DATASET EXCERPTS:
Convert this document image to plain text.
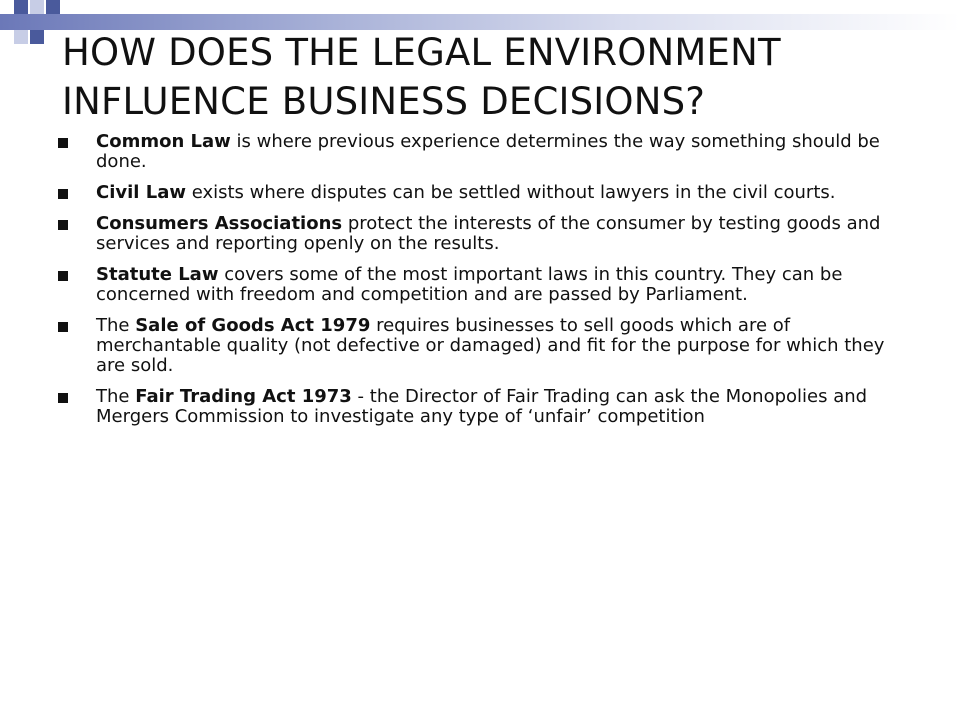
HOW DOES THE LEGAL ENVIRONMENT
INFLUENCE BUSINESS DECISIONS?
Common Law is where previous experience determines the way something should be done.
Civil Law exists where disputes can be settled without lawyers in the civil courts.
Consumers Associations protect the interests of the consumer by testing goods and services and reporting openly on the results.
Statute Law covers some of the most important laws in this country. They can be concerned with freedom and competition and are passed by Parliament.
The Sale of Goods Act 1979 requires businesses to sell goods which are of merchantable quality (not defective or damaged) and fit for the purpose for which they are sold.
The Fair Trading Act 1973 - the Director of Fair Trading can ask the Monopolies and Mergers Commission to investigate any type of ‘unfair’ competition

WHAT TO PRODUCE: Determine the number of lines containing "goods". Write only that number.

ANSWER TO THE EXERCISE: 2